- Your task -
Can you transcribe the data exactly? Leave the pictures out.

- Structured figure records -

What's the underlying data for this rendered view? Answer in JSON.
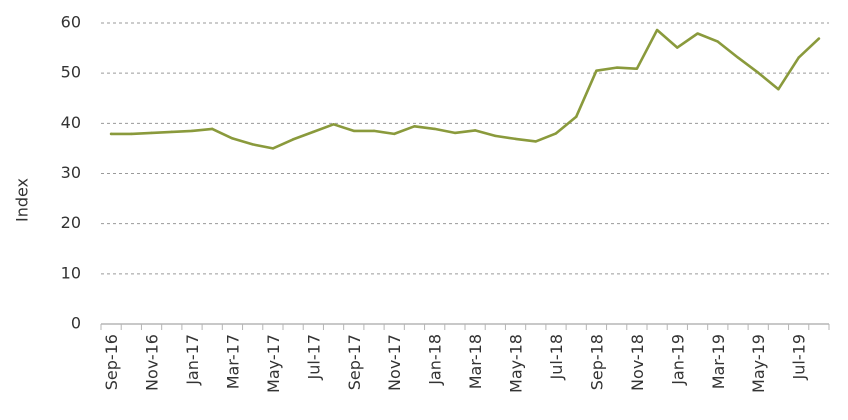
{
  "chart_data": {
    "type": "line",
    "ylabel": "Index",
    "xlabel": "",
    "ylim": [
      0,
      60
    ],
    "yticks": [
      0,
      10,
      20,
      30,
      40,
      50,
      60
    ],
    "grid": "horizontal dashed",
    "legend": "none",
    "line_color": "#8a9a3c",
    "x_tick_labels": [
      "Sep-16",
      "Nov-16",
      "Jan-17",
      "Mar-17",
      "May-17",
      "Jul-17",
      "Sep-17",
      "Nov-17",
      "Jan-18",
      "Mar-18",
      "May-18",
      "Jul-18",
      "Sep-18",
      "Nov-18",
      "Jan-19",
      "Mar-19",
      "May-19",
      "Jul-19"
    ],
    "series": [
      {
        "x": [
          "Sep-16",
          "Oct-16",
          "Nov-16",
          "Dec-16",
          "Jan-17",
          "Feb-17",
          "Mar-17",
          "Apr-17",
          "May-17",
          "Jun-17",
          "Jul-17",
          "Aug-17",
          "Sep-17",
          "Oct-17",
          "Nov-17",
          "Dec-17",
          "Jan-18",
          "Feb-18",
          "Mar-18",
          "Apr-18",
          "May-18",
          "Jun-18",
          "Jul-18",
          "Aug-18",
          "Sep-18",
          "Oct-18",
          "Nov-18",
          "Dec-18",
          "Jan-19",
          "Feb-19",
          "Mar-19",
          "Apr-19",
          "May-19",
          "Jun-19",
          "Jul-19",
          "Aug-19"
        ],
        "values": [
          37.9,
          37.9,
          38.1,
          38.3,
          38.5,
          38.9,
          37.0,
          35.8,
          35.0,
          36.8,
          38.3,
          39.8,
          38.5,
          38.5,
          37.9,
          39.4,
          38.9,
          38.1,
          38.6,
          37.5,
          36.9,
          36.4,
          38.0,
          41.3,
          50.5,
          51.1,
          50.9,
          58.6,
          55.1,
          57.9,
          56.3,
          53.1,
          50.1,
          46.8,
          53.1,
          56.9
        ]
      }
    ]
  }
}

- Solved problem -
What's the underlying data for this rendered view? Answer in JSON.
{
  "chart_data": {
    "type": "line",
    "ylabel": "Index",
    "xlabel": "",
    "ylim": [
      0,
      60
    ],
    "yticks": [
      0,
      10,
      20,
      30,
      40,
      50,
      60
    ],
    "grid": "horizontal dashed",
    "legend": "none",
    "line_color": "#8a9a3c",
    "x_tick_labels": [
      "Sep-16",
      "Nov-16",
      "Jan-17",
      "Mar-17",
      "May-17",
      "Jul-17",
      "Sep-17",
      "Nov-17",
      "Jan-18",
      "Mar-18",
      "May-18",
      "Jul-18",
      "Sep-18",
      "Nov-18",
      "Jan-19",
      "Mar-19",
      "May-19",
      "Jul-19"
    ],
    "series": [
      {
        "x": [
          "Sep-16",
          "Oct-16",
          "Nov-16",
          "Dec-16",
          "Jan-17",
          "Feb-17",
          "Mar-17",
          "Apr-17",
          "May-17",
          "Jun-17",
          "Jul-17",
          "Aug-17",
          "Sep-17",
          "Oct-17",
          "Nov-17",
          "Dec-17",
          "Jan-18",
          "Feb-18",
          "Mar-18",
          "Apr-18",
          "May-18",
          "Jun-18",
          "Jul-18",
          "Aug-18",
          "Sep-18",
          "Oct-18",
          "Nov-18",
          "Dec-18",
          "Jan-19",
          "Feb-19",
          "Mar-19",
          "Apr-19",
          "May-19",
          "Jun-19",
          "Jul-19",
          "Aug-19"
        ],
        "values": [
          37.9,
          37.9,
          38.1,
          38.3,
          38.5,
          38.9,
          37.0,
          35.8,
          35.0,
          36.8,
          38.3,
          39.8,
          38.5,
          38.5,
          37.9,
          39.4,
          38.9,
          38.1,
          38.6,
          37.5,
          36.9,
          36.4,
          38.0,
          41.3,
          50.5,
          51.1,
          50.9,
          58.6,
          55.1,
          57.9,
          56.3,
          53.1,
          50.1,
          46.8,
          53.1,
          56.9
        ]
      }
    ]
  }
}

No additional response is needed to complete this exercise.